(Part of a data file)

■ ■ ■ ■

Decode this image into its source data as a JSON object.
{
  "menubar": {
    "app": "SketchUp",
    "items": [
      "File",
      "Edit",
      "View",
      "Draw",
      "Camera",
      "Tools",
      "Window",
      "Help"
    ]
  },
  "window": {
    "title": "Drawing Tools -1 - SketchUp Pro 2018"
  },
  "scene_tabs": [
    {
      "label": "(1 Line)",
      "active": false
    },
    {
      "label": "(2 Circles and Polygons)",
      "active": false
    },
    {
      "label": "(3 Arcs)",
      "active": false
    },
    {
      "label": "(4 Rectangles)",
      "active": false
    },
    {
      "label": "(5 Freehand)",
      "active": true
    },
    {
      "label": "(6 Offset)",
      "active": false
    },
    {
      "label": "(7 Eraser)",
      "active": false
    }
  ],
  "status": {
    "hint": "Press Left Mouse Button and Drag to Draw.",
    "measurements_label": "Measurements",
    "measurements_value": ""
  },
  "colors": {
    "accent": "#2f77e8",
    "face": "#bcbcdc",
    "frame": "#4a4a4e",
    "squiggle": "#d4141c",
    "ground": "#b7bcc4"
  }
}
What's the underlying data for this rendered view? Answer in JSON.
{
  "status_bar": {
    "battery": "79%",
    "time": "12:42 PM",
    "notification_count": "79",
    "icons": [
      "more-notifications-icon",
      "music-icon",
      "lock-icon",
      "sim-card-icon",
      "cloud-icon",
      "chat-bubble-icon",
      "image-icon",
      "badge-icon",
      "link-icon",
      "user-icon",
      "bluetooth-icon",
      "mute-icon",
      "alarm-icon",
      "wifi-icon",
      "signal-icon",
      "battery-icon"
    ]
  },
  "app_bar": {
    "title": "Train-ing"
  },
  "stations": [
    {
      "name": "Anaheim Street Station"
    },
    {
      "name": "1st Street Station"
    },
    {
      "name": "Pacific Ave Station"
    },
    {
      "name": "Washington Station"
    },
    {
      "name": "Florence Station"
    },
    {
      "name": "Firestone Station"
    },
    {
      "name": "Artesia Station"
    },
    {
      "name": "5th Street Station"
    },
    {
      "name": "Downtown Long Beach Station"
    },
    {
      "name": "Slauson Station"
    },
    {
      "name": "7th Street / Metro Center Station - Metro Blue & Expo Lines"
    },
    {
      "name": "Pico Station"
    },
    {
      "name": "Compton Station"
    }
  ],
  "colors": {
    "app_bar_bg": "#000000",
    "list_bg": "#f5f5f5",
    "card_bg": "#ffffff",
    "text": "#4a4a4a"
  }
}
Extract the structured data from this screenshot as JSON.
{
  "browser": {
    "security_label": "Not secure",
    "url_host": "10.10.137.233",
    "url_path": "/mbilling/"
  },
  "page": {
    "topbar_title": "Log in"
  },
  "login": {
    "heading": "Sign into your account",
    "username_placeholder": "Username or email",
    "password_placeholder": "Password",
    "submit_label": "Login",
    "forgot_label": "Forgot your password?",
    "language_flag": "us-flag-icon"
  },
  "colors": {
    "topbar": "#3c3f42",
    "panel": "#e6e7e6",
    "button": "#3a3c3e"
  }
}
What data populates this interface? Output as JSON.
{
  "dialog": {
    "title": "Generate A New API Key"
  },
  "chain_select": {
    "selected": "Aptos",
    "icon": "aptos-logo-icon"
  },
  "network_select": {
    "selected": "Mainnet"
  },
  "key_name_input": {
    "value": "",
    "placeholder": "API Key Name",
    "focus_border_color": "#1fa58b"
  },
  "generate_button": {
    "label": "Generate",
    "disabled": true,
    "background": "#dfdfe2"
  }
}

■ ■ ■ ■

### CHALLENGE
Reproduce every entry shown above, precisely as it stands.

### FULL SOLUTION
Decode this image into its source data as a JSON object.
{
  "menubar": {
    "app": "SketchUp",
    "items": [
      "File",
      "Edit",
      "View",
      "Draw",
      "Camera",
      "Tools",
      "Window",
      "Help"
    ]
  },
  "window": {
    "title": "Drawing Tools -1 - SketchUp Pro 2018"
  },
  "scene_tabs": [
    {
      "label": "(1 Line)",
      "active": false
    },
    {
      "label": "(2 Circles and Polygons)",
      "active": false
    },
    {
      "label": "(3 Arcs)",
      "active": false
    },
    {
      "label": "(4 Rectangles)",
      "active": false
    },
    {
      "label": "(5 Freehand)",
      "active": true
    },
    {
      "label": "(6 Offset)",
      "active": false
    },
    {
      "label": "(7 Eraser)",
      "active": false
    }
  ],
  "status": {
    "hint": "Press Left Mouse Button and Drag to Draw.",
    "measurements_label": "Measurements",
    "measurements_value": ""
  },
  "colors": {
    "accent": "#2f77e8",
    "face": "#bcbcdc",
    "frame": "#4a4a4e",
    "squiggle": "#d4141c",
    "ground": "#b7bcc4"
  }
}
What's the underlying data for this rendered view? Answer in JSON.
{
  "status_bar": {
    "battery": "79%",
    "time": "12:42 PM",
    "notification_count": "79",
    "icons": [
      "more-notifications-icon",
      "music-icon",
      "lock-icon",
      "sim-card-icon",
      "cloud-icon",
      "chat-bubble-icon",
      "image-icon",
      "badge-icon",
      "link-icon",
      "user-icon",
      "bluetooth-icon",
      "mute-icon",
      "alarm-icon",
      "wifi-icon",
      "signal-icon",
      "battery-icon"
    ]
  },
  "app_bar": {
    "title": "Train-ing"
  },
  "stations": [
    {
      "name": "Anaheim Street Station"
    },
    {
      "name": "1st Street Station"
    },
    {
      "name": "Pacific Ave Station"
    },
    {
      "name": "Washington Station"
    },
    {
      "name": "Florence Station"
    },
    {
      "name": "Firestone Station"
    },
    {
      "name": "Artesia Station"
    },
    {
      "name": "5th Street Station"
    },
    {
      "name": "Downtown Long Beach Station"
    },
    {
      "name": "Slauson Station"
    },
    {
      "name": "7th Street / Metro Center Station - Metro Blue & Expo Lines"
    },
    {
      "name": "Pico Station"
    },
    {
      "name": "Compton Station"
    }
  ],
  "colors": {
    "app_bar_bg": "#000000",
    "list_bg": "#f5f5f5",
    "card_bg": "#ffffff",
    "text": "#4a4a4a"
  }
}
Extract the structured data from this screenshot as JSON.
{
  "browser": {
    "security_label": "Not secure",
    "url_host": "10.10.137.233",
    "url_path": "/mbilling/"
  },
  "page": {
    "topbar_title": "Log in"
  },
  "login": {
    "heading": "Sign into your account",
    "username_placeholder": "Username or email",
    "password_placeholder": "Password",
    "submit_label": "Login",
    "forgot_label": "Forgot your password?",
    "language_flag": "us-flag-icon"
  },
  "colors": {
    "topbar": "#3c3f42",
    "panel": "#e6e7e6",
    "button": "#3a3c3e"
  }
}
What data populates this interface? Output as JSON.
{
  "dialog": {
    "title": "Generate A New API Key"
  },
  "chain_select": {
    "selected": "Aptos",
    "icon": "aptos-logo-icon"
  },
  "network_select": {
    "selected": "Mainnet"
  },
  "key_name_input": {
    "value": "",
    "placeholder": "API Key Name",
    "focus_border_color": "#1fa58b"
  },
  "generate_button": {
    "label": "Generate",
    "disabled": true,
    "background": "#dfdfe2"
  }
}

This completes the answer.